REQUIRED ACTIONS:
#1 In the article on clinical information entered manually into a RIS, rewrite the paragraph beginning "The researchers acknowledged the study was limited" as a bulleted list that keeps its main facts.
#2 In the article on clinical information entered manually into a RIS, translate this sentence into Spanish: "The authors compared the clinical history on each request slip with the clinical history manually entered into the radiology information system."
#3 According to the article on clinical information entered manually into a RIS, how many imaging request slips for CT scans did the researchers randomly select?

The manual entry of clinical information into a RIS can result in a high rate of discrepancies, many of which are clinically significant, according to a study published in this month's Journal of the American College of Radiology.
Rajan Agarwal, MD and colleagues from the department of radiology at the University of Pennsylvania Health System in Philadelphia, randomly selected 129 imaging request slips for CT scans from seven days in February and March 2007. The authors compared the clinical history on each request slip with the clinical history manually entered into the radiology information system.
Discrepancies between the paper request slips and the information electronically available to radiologists were put into four categories—no discrepancy, electronic or paper history incomplete, disagreement between the two sources and other. The discrepancies were considered to be clinically significant if they provided additional information on stage of disease, localization of disease, type of symptoms or disease of if they asked specific clinical questions of radiologists.
According to the authors, of the 129 imaging requests studied, 38 percent had no discrepancies between the paper request slips and the information manually entered into the radiology information system. The remaining 62 percent had discrepancies.
Of the 80 requests with discrepancies, the researchers found that 63 involved the incomplete recording of information, 17 indicated a disagreement between the two sources and four were categorized as "other."
An example of a disagreement (with significant clinical implications) between the paper and electronic sources was a paper request slip that included the term “panc mass” in the patient’s history. This information was entered into the RIS as a “[p]ancreatic cyst.” An example of an incomplete history was a reference to “kidney stones” in one patient’s electronic history, while the paper history referenced “no history provided” for the same patient.
The authors suggested that discrepancies probably occurred when clerical staff members were used as intermediaries to pass the clinical histories from the referring physicians to radiologists. A subsequent decision to scan imaging requests into the RIS allowed for improved communication and a direct handoff of information between referring clinicians and radiologist.
The researchers acknowledged the study was limited in several ways. For example, because the reasons for exams are often not well documented, there was no way to determine which clinical history was correct when the discrepancies occurred. Also, the authors could not assess whether the discrepancies were caused by data entry errors or verbal miscommunications.
Agarwal and colleagues concluded that a reliance on manual entry of clinical information into a RIS can result in a high rate of clinically significant discrepancies, which highlights the need for a better system of communication between referring providers and radiologists.

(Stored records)
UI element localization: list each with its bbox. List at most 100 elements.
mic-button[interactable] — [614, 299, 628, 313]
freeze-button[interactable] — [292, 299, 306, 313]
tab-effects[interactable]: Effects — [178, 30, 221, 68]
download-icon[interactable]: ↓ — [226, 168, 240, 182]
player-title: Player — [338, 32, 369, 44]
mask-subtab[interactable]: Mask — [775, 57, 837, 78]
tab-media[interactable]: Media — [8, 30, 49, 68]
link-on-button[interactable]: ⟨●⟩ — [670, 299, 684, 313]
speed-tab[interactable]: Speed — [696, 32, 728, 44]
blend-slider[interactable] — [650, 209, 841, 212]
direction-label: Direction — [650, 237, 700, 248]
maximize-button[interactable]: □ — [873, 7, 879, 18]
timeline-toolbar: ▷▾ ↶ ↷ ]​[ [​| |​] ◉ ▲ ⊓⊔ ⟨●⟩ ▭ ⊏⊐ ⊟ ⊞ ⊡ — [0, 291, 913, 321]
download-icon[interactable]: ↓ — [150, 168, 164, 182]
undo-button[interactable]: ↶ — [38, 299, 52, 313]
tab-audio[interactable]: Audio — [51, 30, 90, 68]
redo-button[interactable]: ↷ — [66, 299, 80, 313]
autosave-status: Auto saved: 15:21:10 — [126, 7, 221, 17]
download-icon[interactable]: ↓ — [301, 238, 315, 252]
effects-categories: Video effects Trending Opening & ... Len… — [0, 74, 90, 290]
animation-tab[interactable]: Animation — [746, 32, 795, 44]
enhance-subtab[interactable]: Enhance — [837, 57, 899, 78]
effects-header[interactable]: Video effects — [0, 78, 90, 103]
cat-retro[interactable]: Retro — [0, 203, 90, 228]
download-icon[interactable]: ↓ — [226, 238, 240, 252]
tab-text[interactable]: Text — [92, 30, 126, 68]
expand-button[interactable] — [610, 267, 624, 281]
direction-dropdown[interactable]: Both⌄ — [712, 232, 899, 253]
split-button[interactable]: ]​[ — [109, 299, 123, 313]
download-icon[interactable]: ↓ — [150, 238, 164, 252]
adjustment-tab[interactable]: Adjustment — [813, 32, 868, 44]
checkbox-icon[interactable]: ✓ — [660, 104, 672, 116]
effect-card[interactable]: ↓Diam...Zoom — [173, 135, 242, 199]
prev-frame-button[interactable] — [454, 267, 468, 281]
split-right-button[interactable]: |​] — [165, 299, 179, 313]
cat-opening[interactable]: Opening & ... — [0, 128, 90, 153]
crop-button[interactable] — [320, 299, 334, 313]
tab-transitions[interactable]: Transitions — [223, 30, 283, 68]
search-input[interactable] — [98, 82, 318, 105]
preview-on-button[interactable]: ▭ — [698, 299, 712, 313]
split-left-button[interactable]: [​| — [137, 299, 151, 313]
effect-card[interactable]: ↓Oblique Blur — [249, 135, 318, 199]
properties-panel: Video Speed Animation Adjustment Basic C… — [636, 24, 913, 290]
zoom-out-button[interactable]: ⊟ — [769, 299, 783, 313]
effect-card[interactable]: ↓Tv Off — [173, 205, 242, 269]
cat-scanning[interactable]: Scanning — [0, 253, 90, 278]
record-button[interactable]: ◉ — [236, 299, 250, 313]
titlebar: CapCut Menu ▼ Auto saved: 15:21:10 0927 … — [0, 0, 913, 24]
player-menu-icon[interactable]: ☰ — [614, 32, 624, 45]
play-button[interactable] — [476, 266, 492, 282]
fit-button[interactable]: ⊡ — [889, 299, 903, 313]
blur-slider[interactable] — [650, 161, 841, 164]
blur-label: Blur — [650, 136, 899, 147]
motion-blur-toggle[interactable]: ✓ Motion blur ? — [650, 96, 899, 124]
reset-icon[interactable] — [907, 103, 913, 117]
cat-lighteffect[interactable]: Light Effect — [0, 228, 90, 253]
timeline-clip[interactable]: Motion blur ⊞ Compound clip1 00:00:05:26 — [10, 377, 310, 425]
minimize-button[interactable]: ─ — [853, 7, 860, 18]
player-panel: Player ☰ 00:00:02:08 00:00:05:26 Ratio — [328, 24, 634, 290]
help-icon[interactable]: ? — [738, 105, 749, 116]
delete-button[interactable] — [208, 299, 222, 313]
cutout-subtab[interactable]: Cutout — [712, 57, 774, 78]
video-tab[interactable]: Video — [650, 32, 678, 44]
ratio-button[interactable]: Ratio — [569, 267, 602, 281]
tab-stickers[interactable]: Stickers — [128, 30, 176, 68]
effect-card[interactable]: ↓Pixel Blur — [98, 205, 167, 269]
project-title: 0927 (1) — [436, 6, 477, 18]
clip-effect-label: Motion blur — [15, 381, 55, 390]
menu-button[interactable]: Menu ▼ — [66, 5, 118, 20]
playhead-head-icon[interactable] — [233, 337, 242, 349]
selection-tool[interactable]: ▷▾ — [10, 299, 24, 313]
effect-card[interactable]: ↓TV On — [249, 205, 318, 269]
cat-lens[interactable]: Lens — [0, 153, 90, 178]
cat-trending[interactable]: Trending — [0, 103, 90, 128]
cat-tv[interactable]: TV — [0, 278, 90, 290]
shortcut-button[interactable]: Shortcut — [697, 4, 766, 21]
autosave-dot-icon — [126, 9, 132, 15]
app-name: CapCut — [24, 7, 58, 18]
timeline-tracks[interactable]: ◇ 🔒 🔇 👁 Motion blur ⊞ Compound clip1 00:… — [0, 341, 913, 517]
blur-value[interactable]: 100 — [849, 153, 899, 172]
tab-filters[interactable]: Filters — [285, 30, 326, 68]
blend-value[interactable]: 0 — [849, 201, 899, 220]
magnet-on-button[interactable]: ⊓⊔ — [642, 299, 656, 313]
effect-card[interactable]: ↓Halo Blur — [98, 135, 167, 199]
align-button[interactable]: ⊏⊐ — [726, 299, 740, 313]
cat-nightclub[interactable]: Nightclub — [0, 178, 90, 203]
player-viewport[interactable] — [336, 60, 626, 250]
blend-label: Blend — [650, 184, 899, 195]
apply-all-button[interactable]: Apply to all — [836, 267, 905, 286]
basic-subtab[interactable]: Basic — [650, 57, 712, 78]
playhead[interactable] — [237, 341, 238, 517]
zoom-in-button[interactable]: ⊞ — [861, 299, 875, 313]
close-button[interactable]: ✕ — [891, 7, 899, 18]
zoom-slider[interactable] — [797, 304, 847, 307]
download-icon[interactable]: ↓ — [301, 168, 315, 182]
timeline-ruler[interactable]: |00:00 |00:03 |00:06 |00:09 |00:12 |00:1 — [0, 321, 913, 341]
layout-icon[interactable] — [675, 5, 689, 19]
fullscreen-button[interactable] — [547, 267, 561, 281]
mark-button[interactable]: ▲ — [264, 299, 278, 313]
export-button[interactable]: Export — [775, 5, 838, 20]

LIST OF ANSWERS:
#1
- The study had several limitations.
- Reasons for exams are often poorly documented, so there was no way to tell which clinical history was correct when discrepancies occurred.
- The authors could not assess whether the discrepancies came from data entry errors or from verbal miscommunications.

#2 Los autores compararon la historia clínica de cada boleta de solicitud con la historia clínica introducida manualmente en el sistema de información radiológica.

#3 129 imaging request slips.